Maloney’s Dream features a live score composed by Michael Chang and Marc is quick to compliment his input to the show: “Michael composed the music for our previous shows, Clann Lir and Twas the Night Before Christmas. The way he works is like the way we as a company make work in that it’s collaborative. Michael will go away and come in with an idea and because all of the performers play music and will be playing in the show Michael writes individual parts for everybody and the music is another voice in the piece. It adds atmosphere and can add layers of hope or despair to the story, it is what helps us find those levels. Michael is amazing at writing a score that is not over-powering and that just blends in and the music becomes part of the ensemble.”
Marc emphasises the ensemble nature of the work that has gone into the production from a fine cast featuring Chang, Zita Monahan, Grace Kiely, Helen Gregg, Miquel Barceló, Jonathan Gunning, and Seán T Ó Meallaigh with set design by Maeve Clancy and puppets by Suse Reibisch.
“We started working on this as a group, the whole cast and design team, in April 2015," says Marc. "It has been a full year of collaborative work and that gives us a real richness to the material that we come up with. It’s a fantastic benefit for me to have such a talented ensemble that just keep coming up with ideas and are able to execute them. It’s a fantastic ensemble and that’s what really interests me, the idea of an ensemble. Everybody bar Zita has performed with Branar before so we all have a good idea of how each other works.”

- [To-do list]:
1. According to the passage on Maloney's Dream, when did the cast and design team begin working on the production?
2. Carry the passage on Maloney's Dream forward from its final sentence.
The lines that follow the passage on Maloney's Dream are separate material.

- [Extracted entries]:
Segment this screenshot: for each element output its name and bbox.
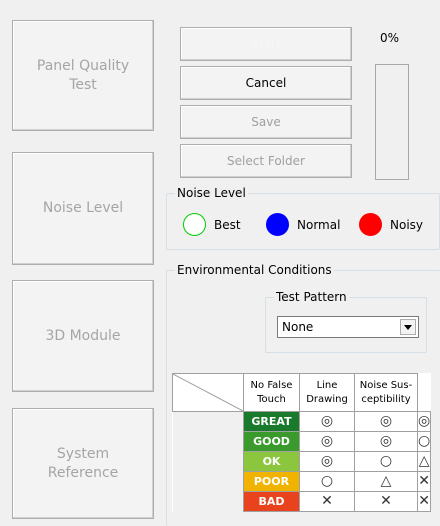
table-row: GREAT ◎ ◎ ◎: [172, 411, 432, 432]
environmental-conditions-title: Environmental Conditions: [175, 262, 334, 278]
table-cell: ◎: [299, 411, 355, 432]
cancel-button[interactable]: Cancel: [180, 66, 352, 100]
table-cell: ◎: [299, 431, 355, 452]
quality-table: No False Touch Line Drawing Noise Sus- c…: [172, 373, 432, 512]
table-cell: ✕: [299, 491, 355, 512]
progress-percent: 0%: [380, 31, 400, 45]
table-row: POOR ○ △ ✕: [172, 471, 432, 492]
table-row: OK ◎ ○ △: [172, 451, 432, 472]
panel-quality-test-button[interactable]: Panel Quality Test: [12, 20, 154, 131]
system-reference-button[interactable]: System Reference: [12, 408, 154, 519]
legend-best-label: Best: [214, 217, 241, 232]
table-cell: ◎: [416, 411, 432, 432]
legend-noisy: Noisy: [359, 213, 423, 236]
grade-great: GREAT: [243, 411, 300, 432]
table-cell: ◎: [299, 451, 355, 472]
table-cell: ✕: [354, 491, 418, 512]
column-noise-susceptibility: Noise Sus- ceptibility: [354, 373, 418, 412]
noisy-dot-icon: [359, 213, 382, 236]
grade-good: GOOD: [243, 431, 300, 452]
table-row: BAD ✕ ✕ ✕: [172, 491, 432, 512]
column-no-false-touch: No False Touch: [243, 373, 300, 412]
grade-bad: BAD: [243, 491, 300, 512]
table-cell: ○: [299, 471, 355, 492]
table-cell: ○: [416, 431, 432, 452]
chevron-down-icon[interactable]: [400, 319, 416, 335]
table-cell: ✕: [416, 491, 432, 512]
legend-noisy-label: Noisy: [390, 217, 424, 232]
grade-ok: OK: [243, 451, 300, 472]
select-folder-button[interactable]: Select Folder: [180, 144, 352, 178]
save-button[interactable]: Save: [180, 105, 352, 139]
legend-normal-label: Normal: [297, 217, 341, 232]
grade-poor: POOR: [243, 471, 300, 492]
noise-level-group: Noise Level Best Normal Noisy: [166, 185, 440, 250]
test-pattern-select[interactable]: None: [277, 316, 419, 338]
table-cell: ◎: [354, 431, 418, 452]
table-row: GOOD ◎ ◎ ○: [172, 431, 432, 452]
progress-bar: [375, 64, 409, 180]
3d-module-button[interactable]: 3D Module: [12, 280, 154, 392]
noise-level-title: Noise Level: [175, 185, 248, 201]
legend-best: Best: [183, 213, 241, 236]
table-cell: ○: [354, 451, 418, 472]
test-pattern-value: None: [282, 320, 314, 334]
table-cell: ◎: [354, 411, 418, 432]
table-cell: ✕: [416, 471, 432, 492]
normal-dot-icon: [266, 213, 289, 236]
legend-normal: Normal: [266, 213, 340, 236]
test-pattern-title: Test Pattern: [274, 289, 349, 305]
best-dot-icon: [183, 213, 206, 236]
table-cell: △: [416, 451, 432, 472]
column-line-drawing: Line Drawing: [299, 373, 355, 412]
start-button[interactable]: Start: [180, 27, 352, 61]
noise-level-button[interactable]: Noise Level: [12, 152, 154, 265]
table-cell: △: [354, 471, 418, 492]
table-corner: [172, 373, 244, 412]
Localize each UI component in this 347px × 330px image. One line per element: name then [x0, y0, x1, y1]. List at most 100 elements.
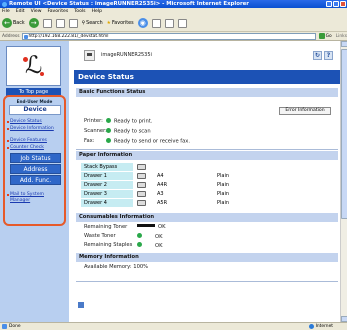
address-input[interactable]: http://192.168.222.81/_devstat.html — [21, 32, 316, 40]
waste-toner-status: OK — [137, 233, 163, 240]
toolbar: ← Back → ⚲ Search ★ Favorites ◉ — [0, 15, 347, 32]
back-button[interactable]: ← Back — [2, 18, 25, 28]
minimize-button[interactable] — [326, 1, 332, 7]
favorites-button[interactable]: ★ Favorites — [107, 21, 134, 26]
printer-label: Printer: — [84, 118, 103, 124]
security-zone: Internet — [308, 323, 333, 330]
paper-source-drawer-3: Drawer 3 — [81, 190, 133, 198]
paper-source-drawer-1: Drawer 1 — [81, 172, 133, 180]
menu-tools[interactable]: Tools — [74, 8, 85, 15]
menu-help[interactable]: Help — [92, 8, 102, 15]
scanner-status: Ready to scan — [106, 128, 151, 135]
mail-system-manager-link[interactable]: Mail to System Manager — [7, 192, 62, 203]
refresh-page-icon[interactable]: ↻ — [313, 51, 322, 60]
add-func-button[interactable]: Add. Func. — [10, 175, 61, 185]
go-arrow-icon — [318, 33, 325, 39]
refresh-icon[interactable] — [55, 18, 65, 28]
nav-link-counter-check[interactable]: Counter Check — [7, 145, 62, 151]
address-button[interactable]: Address — [10, 164, 61, 174]
paper-size: A4R — [157, 182, 168, 188]
logo-dot-2 — [40, 72, 44, 76]
menu-favorites[interactable]: Favorites — [48, 8, 69, 15]
fax-label: Fax: — [84, 138, 95, 144]
close-button[interactable] — [340, 1, 346, 7]
memory-information-heading: Memory Information — [76, 253, 338, 262]
internet-globe-icon — [308, 324, 314, 329]
printer-icon — [84, 50, 95, 61]
ok-icon — [106, 128, 111, 133]
paper-type: Plain — [217, 182, 230, 188]
divider — [76, 281, 338, 282]
main-pane: imageRUNNER2535i ↻ ? Device Status Basic… — [74, 41, 340, 322]
remote-ui-logo[interactable]: ℒ — [6, 46, 61, 86]
search-button[interactable]: ⚲ Search — [82, 21, 103, 26]
ie-icon — [2, 1, 7, 7]
highlighted-nav-panel: End-User Mode Device Device Status Devic… — [3, 95, 66, 226]
maximize-button[interactable] — [333, 1, 339, 7]
media-icon[interactable]: ◉ — [137, 18, 148, 28]
remaining-staples-label: Remaining Staples — [84, 242, 133, 248]
drawer-tray-icon — [137, 173, 146, 179]
menu-file[interactable]: File — [2, 8, 10, 15]
device-header: imageRUNNER2535i ↻ ? — [74, 41, 340, 67]
device-name: imageRUNNER2535i — [101, 52, 152, 58]
nav-link-device-information[interactable]: Device Information — [7, 126, 62, 132]
status-bar: Done Internet — [0, 322, 347, 330]
search-icon: ⚲ — [81, 20, 86, 26]
available-memory-value: 100% — [133, 264, 149, 270]
device-button[interactable]: Device — [9, 105, 61, 115]
window-controls — [326, 1, 346, 7]
stop-icon[interactable] — [42, 18, 52, 28]
ok-icon — [137, 233, 142, 238]
remaining-toner-status: OK — [137, 224, 166, 230]
page-content: ℒ To Top page End-User Mode Device Devic… — [0, 41, 340, 322]
fax-status: Ready to send or receive fax. — [106, 138, 190, 145]
error-information-button[interactable]: Error Information — [279, 107, 331, 115]
star-icon: ★ — [106, 20, 111, 26]
history-icon[interactable] — [151, 18, 161, 28]
scroll-thumb[interactable] — [341, 49, 347, 219]
mail-icon[interactable] — [164, 18, 174, 28]
menu-bar: File Edit View Favorites Tools Help — [0, 8, 347, 15]
go-button[interactable]: Go — [318, 32, 332, 41]
status-text: Done — [9, 324, 21, 329]
title-bar: Remote UI <Device Status : imageRUNNER25… — [0, 0, 347, 8]
paper-source-drawer-2: Drawer 2 — [81, 181, 133, 189]
user-mode-label: End-User Mode — [16, 99, 53, 104]
nav-link-device-features[interactable]: Device Features — [7, 138, 62, 144]
nav-link-device-status[interactable]: Device Status — [7, 119, 62, 125]
paper-source-drawer-4: Drawer 4 — [81, 199, 133, 207]
ok-icon — [106, 138, 111, 143]
job-status-button[interactable]: Job Status — [10, 153, 61, 163]
printer-status: Ready to print. — [106, 118, 152, 125]
window-title: Remote UI <Device Status : imageRUNNER25… — [9, 1, 249, 7]
browser-window: Remote UI <Device Status : imageRUNNER25… — [0, 0, 347, 330]
scroll-up-button[interactable] — [341, 41, 347, 47]
menu-edit[interactable]: Edit — [16, 8, 25, 15]
forward-button[interactable]: → — [28, 18, 39, 28]
paper-source-stack-bypass: Stack Bypass — [81, 163, 133, 171]
vertical-scrollbar[interactable] — [340, 41, 347, 322]
drawer-tray-icon — [137, 182, 146, 188]
paper-type: Plain — [217, 173, 230, 179]
available-memory: Available Memory: 100% — [84, 264, 149, 270]
consumables-heading: Consumables Information — [76, 213, 338, 222]
footer-icon — [78, 302, 84, 308]
page-title: Device Status — [74, 70, 340, 84]
paper-size: A3 — [157, 191, 164, 197]
remaining-staples-status: OK — [137, 242, 163, 249]
help-icon[interactable]: ? — [324, 51, 333, 60]
divider — [76, 149, 338, 150]
paper-size: A4 — [157, 173, 164, 179]
print-icon[interactable] — [177, 18, 187, 28]
header-buttons: ↻ ? — [313, 51, 333, 60]
home-icon[interactable] — [68, 18, 78, 28]
basic-functions-heading: Basic Functions Status — [76, 88, 338, 97]
menu-view[interactable]: View — [31, 8, 42, 15]
page-icon — [2, 324, 7, 329]
paper-information-heading: Paper Information — [76, 151, 338, 160]
ok-icon — [137, 242, 142, 247]
links-label[interactable]: Links — [336, 32, 347, 41]
left-navigation: ℒ To Top page End-User Mode Device Devic… — [0, 41, 69, 322]
back-arrow-icon: ← — [2, 18, 12, 28]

- [Task results]:
1. In April 2015.

2.
Alongside the play itself, Maloney’s Dream also boasts a terrific interactive website features videos, images and resources, including letters written at the time. It also provides young audiences, teachers and schools with a pre and post-show engagement, which includes downloadable activities, lesson plans, and information that brings the period to life for children.
The website, www.maloneysdream.ie, has been identified as being of significant importance by Trinity College Dublin and will be archived as part of a 1916 web-archiving project that identifies, collects and preserves websites that can contribute to an understanding of the causes, course, and consequences of the Easter Rising. The web-archiving project is being carried out by Trinity College Dublin, in collaboration with the Bodleian Library, Oxford and the British Library and will ensure the site’s preservation and ongoing public availability.
“I knew I needed to research the show as much as I could so I accumulated a lot of information,” Marc explains. “As we were using it in rehearsal I thought ‘a lot of this is valuable’. I’d been talking to teachers who were finding it hard to negotiate their way around all the information around 1916. We came upon the idea of creating a website which launched in September when the kids came back to school and every month it would be updated with info that was relevant to that month from 100 years ago. It has had phenomenal pick-up, I think mainly because it is interactive. Dave Clancy who has done a lot of work with us in design helped do the illustrations and the website is a way for the children to access the information in a way that is interesting to them.”
Maloney’s Dream is open to the general public and to schools. School performances are aimed at second to sixth classes at primary level. The aim is that pupils and teachers engage creatively with the period both before and after seeing the show. The play will undertake an 11-venue nationwide tour after its Galway run.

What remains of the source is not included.